[Work to do]
Using the listing below, copy every line that mentions "Union".

[Supplied data]
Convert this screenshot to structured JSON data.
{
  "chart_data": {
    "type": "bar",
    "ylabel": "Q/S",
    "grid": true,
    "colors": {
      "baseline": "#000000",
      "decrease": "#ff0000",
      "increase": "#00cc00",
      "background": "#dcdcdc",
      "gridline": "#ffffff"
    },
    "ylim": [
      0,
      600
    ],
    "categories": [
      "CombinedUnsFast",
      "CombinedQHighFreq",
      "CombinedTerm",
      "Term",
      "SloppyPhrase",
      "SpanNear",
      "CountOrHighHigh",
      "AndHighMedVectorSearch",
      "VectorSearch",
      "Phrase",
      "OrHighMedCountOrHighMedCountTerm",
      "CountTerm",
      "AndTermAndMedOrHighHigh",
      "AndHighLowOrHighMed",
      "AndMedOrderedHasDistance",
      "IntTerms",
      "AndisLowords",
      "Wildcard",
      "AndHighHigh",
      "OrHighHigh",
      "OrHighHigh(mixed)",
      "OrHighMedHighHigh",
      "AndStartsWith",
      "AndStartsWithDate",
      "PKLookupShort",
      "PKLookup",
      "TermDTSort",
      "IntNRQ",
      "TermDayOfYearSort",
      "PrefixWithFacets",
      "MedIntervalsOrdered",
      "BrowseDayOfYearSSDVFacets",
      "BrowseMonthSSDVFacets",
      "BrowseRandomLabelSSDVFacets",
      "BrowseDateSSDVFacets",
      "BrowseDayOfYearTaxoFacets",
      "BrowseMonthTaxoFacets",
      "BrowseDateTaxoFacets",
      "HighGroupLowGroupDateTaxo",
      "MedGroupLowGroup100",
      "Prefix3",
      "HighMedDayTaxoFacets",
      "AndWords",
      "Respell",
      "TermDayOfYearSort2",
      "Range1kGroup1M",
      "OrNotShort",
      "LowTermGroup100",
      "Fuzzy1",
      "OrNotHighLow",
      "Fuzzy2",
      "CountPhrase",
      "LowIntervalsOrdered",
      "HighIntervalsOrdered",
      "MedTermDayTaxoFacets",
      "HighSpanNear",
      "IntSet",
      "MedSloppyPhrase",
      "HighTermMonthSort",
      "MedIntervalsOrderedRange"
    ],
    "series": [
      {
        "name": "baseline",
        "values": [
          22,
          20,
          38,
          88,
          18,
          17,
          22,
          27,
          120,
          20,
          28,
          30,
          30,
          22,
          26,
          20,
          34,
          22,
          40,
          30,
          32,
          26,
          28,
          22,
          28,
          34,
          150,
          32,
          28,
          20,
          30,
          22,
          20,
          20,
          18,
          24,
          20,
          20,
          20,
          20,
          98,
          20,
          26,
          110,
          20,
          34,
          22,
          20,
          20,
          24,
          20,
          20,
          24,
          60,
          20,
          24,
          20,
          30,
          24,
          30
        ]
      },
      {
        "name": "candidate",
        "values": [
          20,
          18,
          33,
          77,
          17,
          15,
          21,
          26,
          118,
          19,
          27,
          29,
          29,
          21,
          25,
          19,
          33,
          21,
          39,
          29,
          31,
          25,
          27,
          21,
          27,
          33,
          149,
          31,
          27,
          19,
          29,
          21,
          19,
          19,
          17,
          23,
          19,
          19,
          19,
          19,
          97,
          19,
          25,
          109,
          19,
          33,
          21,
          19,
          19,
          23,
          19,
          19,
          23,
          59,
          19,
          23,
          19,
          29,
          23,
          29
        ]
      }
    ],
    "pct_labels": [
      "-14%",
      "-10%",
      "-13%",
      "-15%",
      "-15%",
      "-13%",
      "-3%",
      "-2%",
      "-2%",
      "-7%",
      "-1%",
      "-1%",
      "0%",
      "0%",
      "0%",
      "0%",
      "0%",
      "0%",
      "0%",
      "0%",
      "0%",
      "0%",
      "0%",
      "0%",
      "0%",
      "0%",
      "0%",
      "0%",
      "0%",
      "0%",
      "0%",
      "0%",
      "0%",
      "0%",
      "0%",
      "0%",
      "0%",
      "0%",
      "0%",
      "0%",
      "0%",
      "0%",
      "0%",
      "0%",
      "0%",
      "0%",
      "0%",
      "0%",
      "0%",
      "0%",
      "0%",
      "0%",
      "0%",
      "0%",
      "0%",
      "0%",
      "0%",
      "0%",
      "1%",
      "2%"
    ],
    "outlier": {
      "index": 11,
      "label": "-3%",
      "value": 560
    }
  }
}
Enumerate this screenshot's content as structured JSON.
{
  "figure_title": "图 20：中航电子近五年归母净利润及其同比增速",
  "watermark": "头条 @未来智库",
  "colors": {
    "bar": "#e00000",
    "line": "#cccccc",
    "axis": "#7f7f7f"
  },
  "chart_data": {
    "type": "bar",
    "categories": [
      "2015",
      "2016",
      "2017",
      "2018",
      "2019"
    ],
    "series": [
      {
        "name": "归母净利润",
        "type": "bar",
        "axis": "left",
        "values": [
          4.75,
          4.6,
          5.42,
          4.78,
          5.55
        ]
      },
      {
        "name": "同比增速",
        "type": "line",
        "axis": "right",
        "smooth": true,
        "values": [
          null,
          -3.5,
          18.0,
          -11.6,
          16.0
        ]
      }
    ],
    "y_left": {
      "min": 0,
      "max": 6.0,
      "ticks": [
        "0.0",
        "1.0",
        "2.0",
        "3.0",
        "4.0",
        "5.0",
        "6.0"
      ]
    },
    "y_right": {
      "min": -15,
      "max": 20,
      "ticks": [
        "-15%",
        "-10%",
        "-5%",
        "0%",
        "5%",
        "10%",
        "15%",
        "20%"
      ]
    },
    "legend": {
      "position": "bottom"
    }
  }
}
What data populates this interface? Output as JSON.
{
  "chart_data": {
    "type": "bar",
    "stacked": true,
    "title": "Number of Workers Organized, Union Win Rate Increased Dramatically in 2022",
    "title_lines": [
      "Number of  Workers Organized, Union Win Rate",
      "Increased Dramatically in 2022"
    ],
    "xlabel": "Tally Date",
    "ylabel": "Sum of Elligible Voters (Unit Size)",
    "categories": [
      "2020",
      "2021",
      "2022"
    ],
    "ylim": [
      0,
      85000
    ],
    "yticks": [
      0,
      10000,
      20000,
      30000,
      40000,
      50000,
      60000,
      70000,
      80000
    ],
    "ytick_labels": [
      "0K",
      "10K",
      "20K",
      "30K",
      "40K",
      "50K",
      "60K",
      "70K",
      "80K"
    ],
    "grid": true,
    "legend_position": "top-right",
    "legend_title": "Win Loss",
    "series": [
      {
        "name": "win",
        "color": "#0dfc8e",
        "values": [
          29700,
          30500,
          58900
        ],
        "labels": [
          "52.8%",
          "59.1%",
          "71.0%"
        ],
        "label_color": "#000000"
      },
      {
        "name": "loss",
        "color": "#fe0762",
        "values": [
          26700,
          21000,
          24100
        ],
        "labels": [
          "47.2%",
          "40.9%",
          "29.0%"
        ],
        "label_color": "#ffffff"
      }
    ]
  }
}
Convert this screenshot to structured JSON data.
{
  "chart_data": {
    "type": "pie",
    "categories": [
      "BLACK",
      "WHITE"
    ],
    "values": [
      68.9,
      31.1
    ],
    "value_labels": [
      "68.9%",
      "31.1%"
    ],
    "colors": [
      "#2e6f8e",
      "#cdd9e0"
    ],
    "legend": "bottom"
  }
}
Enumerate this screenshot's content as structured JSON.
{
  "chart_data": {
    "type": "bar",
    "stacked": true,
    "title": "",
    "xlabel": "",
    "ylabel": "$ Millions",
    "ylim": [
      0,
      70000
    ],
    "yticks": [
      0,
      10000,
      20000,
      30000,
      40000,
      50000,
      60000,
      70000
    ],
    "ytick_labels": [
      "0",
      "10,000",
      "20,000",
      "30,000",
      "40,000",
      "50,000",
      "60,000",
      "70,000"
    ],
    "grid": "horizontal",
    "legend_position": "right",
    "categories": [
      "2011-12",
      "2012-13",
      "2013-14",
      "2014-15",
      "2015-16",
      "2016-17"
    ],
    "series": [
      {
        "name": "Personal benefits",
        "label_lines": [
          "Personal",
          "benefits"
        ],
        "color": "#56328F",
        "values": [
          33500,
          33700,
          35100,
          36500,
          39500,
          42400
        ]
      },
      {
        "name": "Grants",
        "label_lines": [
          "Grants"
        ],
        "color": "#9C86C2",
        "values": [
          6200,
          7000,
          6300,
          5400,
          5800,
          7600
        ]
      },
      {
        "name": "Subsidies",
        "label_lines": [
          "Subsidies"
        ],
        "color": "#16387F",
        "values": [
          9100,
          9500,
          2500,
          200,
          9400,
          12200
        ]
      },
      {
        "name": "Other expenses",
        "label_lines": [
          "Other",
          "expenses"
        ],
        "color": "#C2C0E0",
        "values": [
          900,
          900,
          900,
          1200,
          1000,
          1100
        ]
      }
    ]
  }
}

[Response to the task]
    "title": "Number of Workers Organized, Union Win Rate Increased Dramatically in 2022",
      "Number of  Workers Organized, Union Win Rate",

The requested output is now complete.